BEGIN EXTRACTED RECORDS

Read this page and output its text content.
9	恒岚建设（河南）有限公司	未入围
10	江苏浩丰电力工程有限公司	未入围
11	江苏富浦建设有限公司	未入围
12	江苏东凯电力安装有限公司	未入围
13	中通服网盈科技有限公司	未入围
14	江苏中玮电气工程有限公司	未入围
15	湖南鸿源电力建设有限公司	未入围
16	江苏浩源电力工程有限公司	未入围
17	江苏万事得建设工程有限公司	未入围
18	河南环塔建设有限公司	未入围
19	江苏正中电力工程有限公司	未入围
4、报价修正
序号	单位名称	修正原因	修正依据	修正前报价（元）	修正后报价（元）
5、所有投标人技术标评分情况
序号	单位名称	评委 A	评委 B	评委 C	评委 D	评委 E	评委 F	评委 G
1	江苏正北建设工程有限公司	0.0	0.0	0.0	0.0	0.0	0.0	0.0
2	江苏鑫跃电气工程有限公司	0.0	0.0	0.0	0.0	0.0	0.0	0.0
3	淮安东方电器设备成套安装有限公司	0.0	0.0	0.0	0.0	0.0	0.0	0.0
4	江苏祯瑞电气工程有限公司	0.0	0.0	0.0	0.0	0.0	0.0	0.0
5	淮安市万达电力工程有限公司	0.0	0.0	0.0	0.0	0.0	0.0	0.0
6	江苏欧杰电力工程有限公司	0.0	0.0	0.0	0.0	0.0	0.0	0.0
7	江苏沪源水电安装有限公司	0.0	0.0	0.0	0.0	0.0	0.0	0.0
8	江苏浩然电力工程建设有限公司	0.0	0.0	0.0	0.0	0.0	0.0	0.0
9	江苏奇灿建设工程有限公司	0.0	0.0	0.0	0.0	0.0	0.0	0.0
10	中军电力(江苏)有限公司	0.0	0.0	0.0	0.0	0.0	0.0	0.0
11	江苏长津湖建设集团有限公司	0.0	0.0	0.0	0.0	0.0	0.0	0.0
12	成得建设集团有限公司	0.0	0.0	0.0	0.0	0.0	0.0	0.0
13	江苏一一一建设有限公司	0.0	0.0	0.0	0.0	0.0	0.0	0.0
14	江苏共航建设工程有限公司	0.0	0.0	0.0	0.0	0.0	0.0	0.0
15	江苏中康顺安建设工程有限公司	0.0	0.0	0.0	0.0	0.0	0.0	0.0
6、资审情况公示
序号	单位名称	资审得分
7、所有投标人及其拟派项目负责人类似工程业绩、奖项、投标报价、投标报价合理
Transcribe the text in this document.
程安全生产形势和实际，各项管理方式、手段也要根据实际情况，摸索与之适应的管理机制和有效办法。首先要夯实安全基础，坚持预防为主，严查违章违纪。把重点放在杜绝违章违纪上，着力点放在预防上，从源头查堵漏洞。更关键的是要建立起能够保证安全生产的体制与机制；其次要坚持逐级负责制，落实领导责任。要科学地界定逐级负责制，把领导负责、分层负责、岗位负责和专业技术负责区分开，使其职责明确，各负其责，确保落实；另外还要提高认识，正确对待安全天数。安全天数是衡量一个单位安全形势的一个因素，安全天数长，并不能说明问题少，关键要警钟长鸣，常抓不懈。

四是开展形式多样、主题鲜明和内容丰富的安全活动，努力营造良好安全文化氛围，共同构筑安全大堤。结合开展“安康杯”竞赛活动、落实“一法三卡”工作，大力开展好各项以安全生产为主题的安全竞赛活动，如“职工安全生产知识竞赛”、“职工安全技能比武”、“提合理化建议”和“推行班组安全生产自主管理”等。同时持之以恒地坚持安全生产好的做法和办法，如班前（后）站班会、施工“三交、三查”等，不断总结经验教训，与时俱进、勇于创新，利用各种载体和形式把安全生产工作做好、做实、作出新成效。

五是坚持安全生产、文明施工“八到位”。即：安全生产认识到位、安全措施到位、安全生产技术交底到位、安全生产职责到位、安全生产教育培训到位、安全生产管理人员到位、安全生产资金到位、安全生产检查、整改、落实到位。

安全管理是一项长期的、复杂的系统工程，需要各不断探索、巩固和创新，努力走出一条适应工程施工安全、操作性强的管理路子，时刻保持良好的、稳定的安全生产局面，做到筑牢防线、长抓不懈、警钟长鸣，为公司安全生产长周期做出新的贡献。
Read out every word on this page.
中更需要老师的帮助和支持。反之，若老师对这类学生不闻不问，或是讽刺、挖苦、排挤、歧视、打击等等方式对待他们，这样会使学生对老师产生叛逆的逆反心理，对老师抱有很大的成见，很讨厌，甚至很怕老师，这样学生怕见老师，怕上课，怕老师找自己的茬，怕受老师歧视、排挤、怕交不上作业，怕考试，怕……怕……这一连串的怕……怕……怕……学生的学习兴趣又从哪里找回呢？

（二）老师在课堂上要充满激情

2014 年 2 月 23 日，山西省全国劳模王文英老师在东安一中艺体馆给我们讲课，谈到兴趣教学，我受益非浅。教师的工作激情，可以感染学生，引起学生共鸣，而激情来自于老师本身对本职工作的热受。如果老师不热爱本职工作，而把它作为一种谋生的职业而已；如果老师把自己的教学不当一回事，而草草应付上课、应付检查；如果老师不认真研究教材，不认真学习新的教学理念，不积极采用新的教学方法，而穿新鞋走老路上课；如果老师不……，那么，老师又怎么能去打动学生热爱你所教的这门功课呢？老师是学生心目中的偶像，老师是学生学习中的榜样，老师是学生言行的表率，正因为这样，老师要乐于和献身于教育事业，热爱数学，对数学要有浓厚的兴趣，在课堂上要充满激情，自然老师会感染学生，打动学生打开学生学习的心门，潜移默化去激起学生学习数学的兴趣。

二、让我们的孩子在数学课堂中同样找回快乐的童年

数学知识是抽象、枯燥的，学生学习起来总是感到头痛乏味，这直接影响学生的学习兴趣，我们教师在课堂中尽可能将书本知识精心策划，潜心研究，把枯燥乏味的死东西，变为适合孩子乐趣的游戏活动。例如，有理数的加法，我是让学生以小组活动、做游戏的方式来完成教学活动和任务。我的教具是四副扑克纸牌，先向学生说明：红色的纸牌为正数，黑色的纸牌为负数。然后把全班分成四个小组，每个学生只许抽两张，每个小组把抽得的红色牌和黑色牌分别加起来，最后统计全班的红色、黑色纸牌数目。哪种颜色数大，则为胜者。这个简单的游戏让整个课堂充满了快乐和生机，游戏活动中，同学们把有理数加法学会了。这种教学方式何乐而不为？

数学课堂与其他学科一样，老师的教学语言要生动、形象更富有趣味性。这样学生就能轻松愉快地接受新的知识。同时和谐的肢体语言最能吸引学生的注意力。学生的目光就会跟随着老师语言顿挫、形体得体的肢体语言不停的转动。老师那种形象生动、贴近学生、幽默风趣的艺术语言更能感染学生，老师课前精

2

END EXTRACTED RECORDS

[WHAT NEEDS TO BE DONE]
Search the records for the word "Read" and copy every line where it occurs.

[RESULT OF THE EXERCISE]
Read this page and output its text content.
Read out every word on this page.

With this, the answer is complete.